Take the material below and retype it in full; pictures are left out.

* * * * * * * * *

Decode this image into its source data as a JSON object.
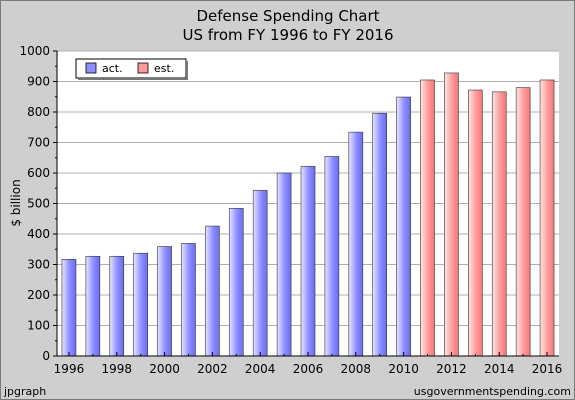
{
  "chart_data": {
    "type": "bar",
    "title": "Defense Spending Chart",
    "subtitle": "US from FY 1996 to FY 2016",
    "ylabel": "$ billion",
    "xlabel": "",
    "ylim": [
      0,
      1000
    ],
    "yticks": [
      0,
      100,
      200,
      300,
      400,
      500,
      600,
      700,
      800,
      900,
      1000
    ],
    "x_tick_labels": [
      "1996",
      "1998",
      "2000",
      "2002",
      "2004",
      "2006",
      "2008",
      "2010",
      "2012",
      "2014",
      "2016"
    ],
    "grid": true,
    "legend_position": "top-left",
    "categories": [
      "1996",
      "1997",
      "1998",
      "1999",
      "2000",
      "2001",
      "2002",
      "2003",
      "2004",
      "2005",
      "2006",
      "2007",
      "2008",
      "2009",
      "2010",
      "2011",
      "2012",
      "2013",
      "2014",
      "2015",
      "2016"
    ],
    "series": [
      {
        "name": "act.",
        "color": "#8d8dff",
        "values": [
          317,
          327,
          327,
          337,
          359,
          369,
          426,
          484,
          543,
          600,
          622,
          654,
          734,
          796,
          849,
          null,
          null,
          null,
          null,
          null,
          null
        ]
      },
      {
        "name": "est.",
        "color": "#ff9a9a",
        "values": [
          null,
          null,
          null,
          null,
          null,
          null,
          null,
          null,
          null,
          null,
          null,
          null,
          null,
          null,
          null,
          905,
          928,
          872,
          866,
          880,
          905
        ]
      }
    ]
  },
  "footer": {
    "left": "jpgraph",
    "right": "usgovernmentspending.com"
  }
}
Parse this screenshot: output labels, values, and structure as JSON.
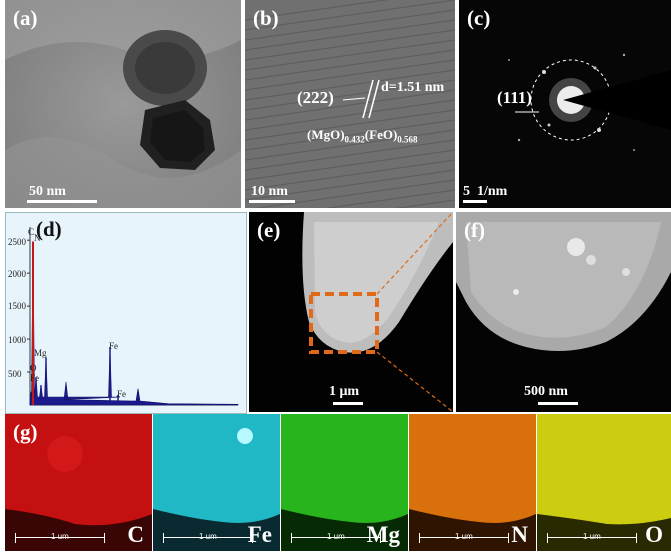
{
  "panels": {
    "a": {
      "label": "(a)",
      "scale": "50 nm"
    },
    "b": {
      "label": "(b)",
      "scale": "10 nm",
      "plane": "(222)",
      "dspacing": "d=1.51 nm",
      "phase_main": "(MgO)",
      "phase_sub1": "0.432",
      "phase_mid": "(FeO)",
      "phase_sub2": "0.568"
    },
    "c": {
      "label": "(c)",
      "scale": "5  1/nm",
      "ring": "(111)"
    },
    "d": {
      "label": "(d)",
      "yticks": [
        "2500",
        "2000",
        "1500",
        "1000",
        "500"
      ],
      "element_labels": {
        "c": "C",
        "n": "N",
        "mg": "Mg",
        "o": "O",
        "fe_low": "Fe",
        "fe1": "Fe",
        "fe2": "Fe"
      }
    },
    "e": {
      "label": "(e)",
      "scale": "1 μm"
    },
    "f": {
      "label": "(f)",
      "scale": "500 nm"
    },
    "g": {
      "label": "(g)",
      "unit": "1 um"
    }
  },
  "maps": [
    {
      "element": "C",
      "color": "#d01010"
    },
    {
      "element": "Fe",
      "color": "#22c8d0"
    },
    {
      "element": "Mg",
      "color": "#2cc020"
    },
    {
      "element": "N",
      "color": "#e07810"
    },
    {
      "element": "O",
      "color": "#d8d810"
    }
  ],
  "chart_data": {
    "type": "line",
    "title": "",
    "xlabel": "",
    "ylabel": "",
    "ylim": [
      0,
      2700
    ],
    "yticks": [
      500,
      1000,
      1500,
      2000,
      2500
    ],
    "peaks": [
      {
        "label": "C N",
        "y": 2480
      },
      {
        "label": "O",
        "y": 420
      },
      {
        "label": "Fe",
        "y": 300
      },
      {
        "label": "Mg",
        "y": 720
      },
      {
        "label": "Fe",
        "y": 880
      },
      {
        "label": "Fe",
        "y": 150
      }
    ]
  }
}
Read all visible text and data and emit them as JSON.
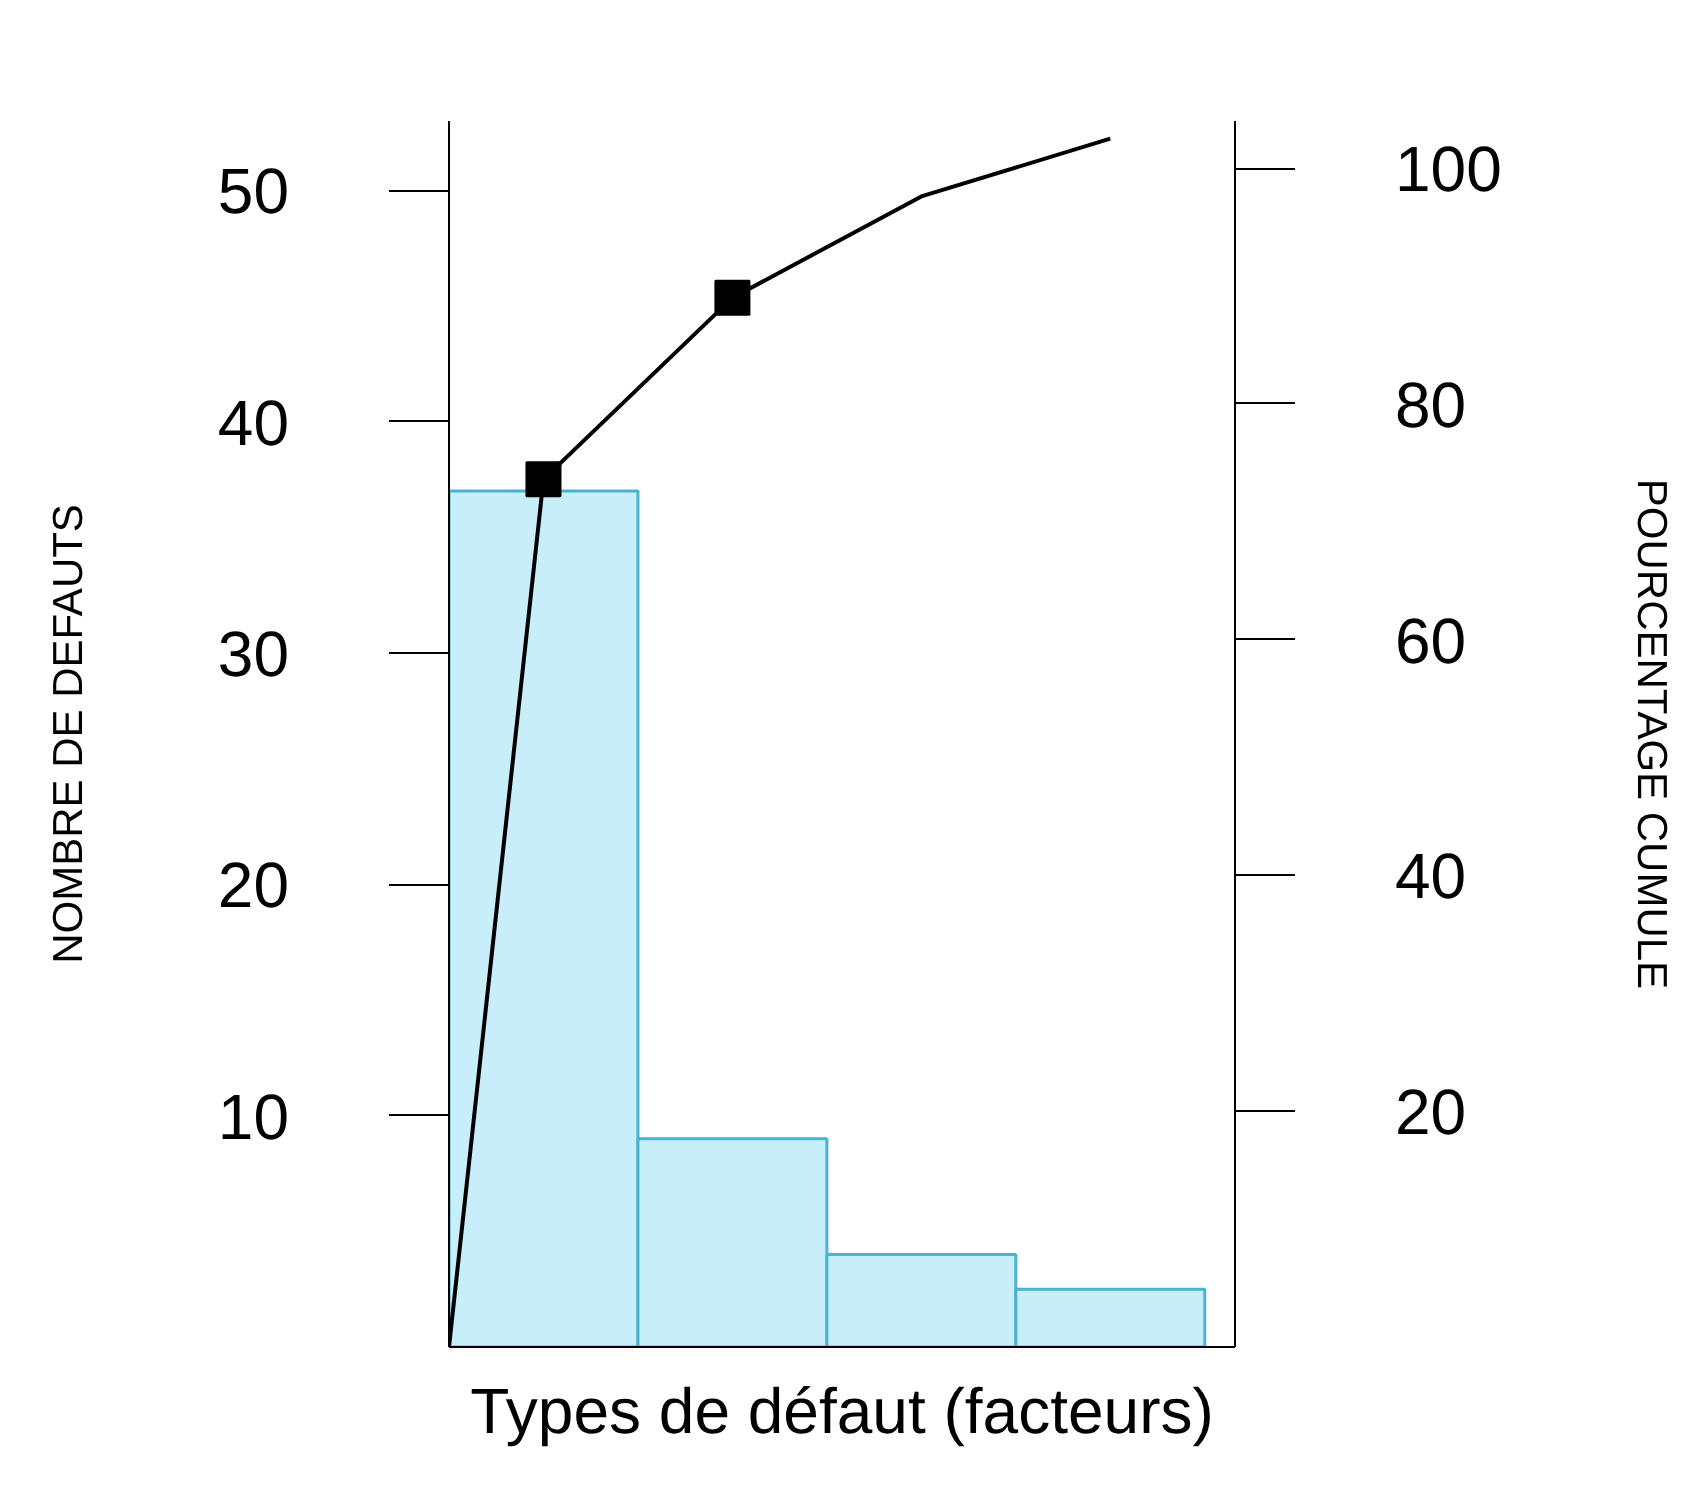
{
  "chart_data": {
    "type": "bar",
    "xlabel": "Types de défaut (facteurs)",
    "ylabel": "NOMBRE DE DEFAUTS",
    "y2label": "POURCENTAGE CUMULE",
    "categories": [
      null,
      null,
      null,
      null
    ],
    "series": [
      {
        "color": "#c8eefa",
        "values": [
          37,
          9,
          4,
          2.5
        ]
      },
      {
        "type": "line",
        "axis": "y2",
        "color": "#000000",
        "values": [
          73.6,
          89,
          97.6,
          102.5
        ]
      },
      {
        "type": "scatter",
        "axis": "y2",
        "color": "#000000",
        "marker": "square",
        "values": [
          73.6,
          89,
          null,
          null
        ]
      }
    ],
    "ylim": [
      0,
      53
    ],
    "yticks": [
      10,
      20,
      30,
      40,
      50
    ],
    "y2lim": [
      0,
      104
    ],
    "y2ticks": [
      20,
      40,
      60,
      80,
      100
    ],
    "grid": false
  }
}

* * * * * * * * *

> [SOLUTION BELOW]
Decode this image into its source data as a JSON object.
{
  "chart_data": {
    "type": "bar",
    "title": "Defense Spending Chart",
    "subtitle": "US from FY 1996 to FY 2016",
    "ylabel": "$ billion",
    "xlabel": "",
    "ylim": [
      0,
      1000
    ],
    "yticks": [
      0,
      100,
      200,
      300,
      400,
      500,
      600,
      700,
      800,
      900,
      1000
    ],
    "x_tick_labels": [
      "1996",
      "1998",
      "2000",
      "2002",
      "2004",
      "2006",
      "2008",
      "2010",
      "2012",
      "2014",
      "2016"
    ],
    "grid": true,
    "legend_position": "top-left",
    "categories": [
      "1996",
      "1997",
      "1998",
      "1999",
      "2000",
      "2001",
      "2002",
      "2003",
      "2004",
      "2005",
      "2006",
      "2007",
      "2008",
      "2009",
      "2010",
      "2011",
      "2012",
      "2013",
      "2014",
      "2015",
      "2016"
    ],
    "series": [
      {
        "name": "act.",
        "color": "#8d8dff",
        "values": [
          317,
          327,
          327,
          337,
          359,
          369,
          426,
          484,
          543,
          600,
          622,
          654,
          734,
          796,
          849,
          null,
          null,
          null,
          null,
          null,
          null
        ]
      },
      {
        "name": "est.",
        "color": "#ff9a9a",
        "values": [
          null,
          null,
          null,
          null,
          null,
          null,
          null,
          null,
          null,
          null,
          null,
          null,
          null,
          null,
          null,
          905,
          928,
          872,
          866,
          880,
          905
        ]
      }
    ]
  },
  "footer": {
    "left": "jpgraph",
    "right": "usgovernmentspending.com"
  }
}
Parse this screenshot: output labels, values, and structure as JSON.
{
  "panels": {
    "a": {
      "label": "(a)",
      "scale": "50 nm"
    },
    "b": {
      "label": "(b)",
      "scale": "10 nm",
      "plane": "(222)",
      "dspacing": "d=1.51 nm",
      "phase_main": "(MgO)",
      "phase_sub1": "0.432",
      "phase_mid": "(FeO)",
      "phase_sub2": "0.568"
    },
    "c": {
      "label": "(c)",
      "scale": "5  1/nm",
      "ring": "(111)"
    },
    "d": {
      "label": "(d)",
      "yticks": [
        "2500",
        "2000",
        "1500",
        "1000",
        "500"
      ],
      "element_labels": {
        "c": "C",
        "n": "N",
        "mg": "Mg",
        "o": "O",
        "fe_low": "Fe",
        "fe1": "Fe",
        "fe2": "Fe"
      }
    },
    "e": {
      "label": "(e)",
      "scale": "1 μm"
    },
    "f": {
      "label": "(f)",
      "scale": "500 nm"
    },
    "g": {
      "label": "(g)",
      "unit": "1 um"
    }
  },
  "maps": [
    {
      "element": "C",
      "color": "#d01010"
    },
    {
      "element": "Fe",
      "color": "#22c8d0"
    },
    {
      "element": "Mg",
      "color": "#2cc020"
    },
    {
      "element": "N",
      "color": "#e07810"
    },
    {
      "element": "O",
      "color": "#d8d810"
    }
  ],
  "chart_data": {
    "type": "line",
    "title": "",
    "xlabel": "",
    "ylabel": "",
    "ylim": [
      0,
      2700
    ],
    "yticks": [
      500,
      1000,
      1500,
      2000,
      2500
    ],
    "peaks": [
      {
        "label": "C N",
        "y": 2480
      },
      {
        "label": "O",
        "y": 420
      },
      {
        "label": "Fe",
        "y": 300
      },
      {
        "label": "Mg",
        "y": 720
      },
      {
        "label": "Fe",
        "y": 880
      },
      {
        "label": "Fe",
        "y": 150
      }
    ]
  }
}
Read all visible text and data and emit them as JSON.
{
  "chart_data": {
    "type": "bar",
    "xlabel": "Types de défaut (facteurs)",
    "ylabel": "NOMBRE DE DEFAUTS",
    "y2label": "POURCENTAGE CUMULE",
    "categories": [
      null,
      null,
      null,
      null
    ],
    "series": [
      {
        "color": "#c8eefa",
        "values": [
          37,
          9,
          4,
          2.5
        ]
      },
      {
        "type": "line",
        "axis": "y2",
        "color": "#000000",
        "values": [
          73.6,
          89,
          97.6,
          102.5
        ]
      },
      {
        "type": "scatter",
        "axis": "y2",
        "color": "#000000",
        "marker": "square",
        "values": [
          73.6,
          89,
          null,
          null
        ]
      }
    ],
    "ylim": [
      0,
      53
    ],
    "yticks": [
      10,
      20,
      30,
      40,
      50
    ],
    "y2lim": [
      0,
      104
    ],
    "y2ticks": [
      20,
      40,
      60,
      80,
      100
    ],
    "grid": false
  }
}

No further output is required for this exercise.